* Exercise details:
Set down all of the data that follows word for word, without the images.

* Material provided:
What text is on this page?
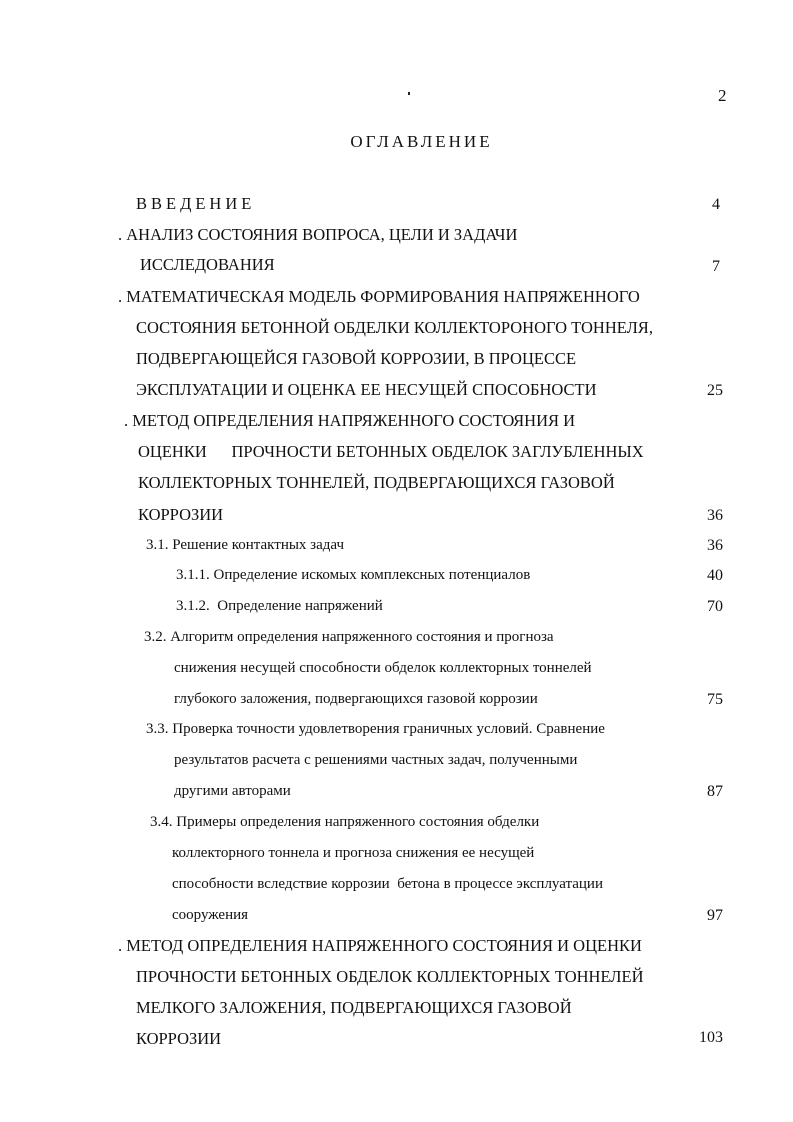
2
ОГЛАВЛЕНИЕ
ВВЕДЕНИЕ	4
. АНАЛИЗ СОСТОЯНИЯ ВОПРОСА, ЦЕЛИ И ЗАДАЧИ
ИССЛЕДОВАНИЯ	7
. МАТЕМАТИЧЕСКАЯ МОДЕЛЬ ФОРМИРОВАНИЯ НАПРЯЖЕННОГО
СОСТОЯНИЯ БЕТОННОЙ ОБДЕЛКИ КОЛЛЕКТОРОНОГО ТОННЕЛЯ,
ПОДВЕРГАЮЩЕЙСЯ ГАЗОВОЙ КОРРОЗИИ, В ПРОЦЕССЕ
ЭКСПЛУАТАЦИИ И ОЦЕНКА ЕЕ НЕСУЩЕЙ СПОСОБНОСТИ	25
. МЕТОД ОПРЕДЕЛЕНИЯ НАПРЯЖЕННОГО СОСТОЯНИЯ И
ОЦЕНКИ      ПРОЧНОСТИ БЕТОННЫХ ОБДЕЛОК ЗАГЛУБЛЕННЫХ
КОЛЛЕКТОРНЫХ ТОННЕЛЕЙ, ПОДВЕРГАЮЩИХСЯ ГАЗОВОЙ
КОРРОЗИИ	36
3.1. Решение контактных задач	36
3.1.1. Определение искомых комплексных потенциалов	40
3.1.2.  Определение напряжений	70
3.2. Алгоритм определения напряженного состояния и прогноза
снижения несущей способности обделок коллекторных тоннелей
глубокого заложения, подвергающихся газовой коррозии	75
3.3. Проверка точности удовлетворения граничных условий. Сравнение
результатов расчета с решениями частных задач, полученными
другими авторами	87
3.4. Примеры определения напряженного состояния обделки
коллекторного тоннела и прогноза снижения ее несущей
способности вследствие коррозии  бетона в процессе эксплуатации
сооружения	97
. МЕТОД ОПРЕДЕЛЕНИЯ НАПРЯЖЕННОГО СОСТОЯНИЯ И ОЦЕНКИ
ПРОЧНОСТИ БЕТОННЫХ ОБДЕЛОК КОЛЛЕКТОРНЫХ ТОННЕЛЕЙ
МЕЛКОГО ЗАЛОЖЕНИЯ, ПОДВЕРГАЮЩИХСЯ ГАЗОВОЙ
КОРРОЗИИ	103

* Answer below:
What text is on this page?
2
ОГЛАВЛЕНИЕ
ВВЕДЕНИЕ	4
. АНАЛИЗ СОСТОЯНИЯ ВОПРОСА, ЦЕЛИ И ЗАДАЧИ
ИССЛЕДОВАНИЯ	7
. МАТЕМАТИЧЕСКАЯ МОДЕЛЬ ФОРМИРОВАНИЯ НАПРЯЖЕННОГО
СОСТОЯНИЯ БЕТОННОЙ ОБДЕЛКИ КОЛЛЕКТОРОНОГО ТОННЕЛЯ,
ПОДВЕРГАЮЩЕЙСЯ ГАЗОВОЙ КОРРОЗИИ, В ПРОЦЕССЕ
ЭКСПЛУАТАЦИИ И ОЦЕНКА ЕЕ НЕСУЩЕЙ СПОСОБНОСТИ	25
. МЕТОД ОПРЕДЕЛЕНИЯ НАПРЯЖЕННОГО СОСТОЯНИЯ И
ОЦЕНКИ      ПРОЧНОСТИ БЕТОННЫХ ОБДЕЛОК ЗАГЛУБЛЕННЫХ
КОЛЛЕКТОРНЫХ ТОННЕЛЕЙ, ПОДВЕРГАЮЩИХСЯ ГАЗОВОЙ
КОРРОЗИИ	36
3.1. Решение контактных задач	36
3.1.1. Определение искомых комплексных потенциалов	40
3.1.2.  Определение напряжений	70
3.2. Алгоритм определения напряженного состояния и прогноза
снижения несущей способности обделок коллекторных тоннелей
глубокого заложения, подвергающихся газовой коррозии	75
3.3. Проверка точности удовлетворения граничных условий. Сравнение
результатов расчета с решениями частных задач, полученными
другими авторами	87
3.4. Примеры определения напряженного состояния обделки
коллекторного тоннела и прогноза снижения ее несущей
способности вследствие коррозии  бетона в процессе эксплуатации
сооружения	97
. МЕТОД ОПРЕДЕЛЕНИЯ НАПРЯЖЕННОГО СОСТОЯНИЯ И ОЦЕНКИ
ПРОЧНОСТИ БЕТОННЫХ ОБДЕЛОК КОЛЛЕКТОРНЫХ ТОННЕЛЕЙ
МЕЛКОГО ЗАЛОЖЕНИЯ, ПОДВЕРГАЮЩИХСЯ ГАЗОВОЙ
КОРРОЗИИ	103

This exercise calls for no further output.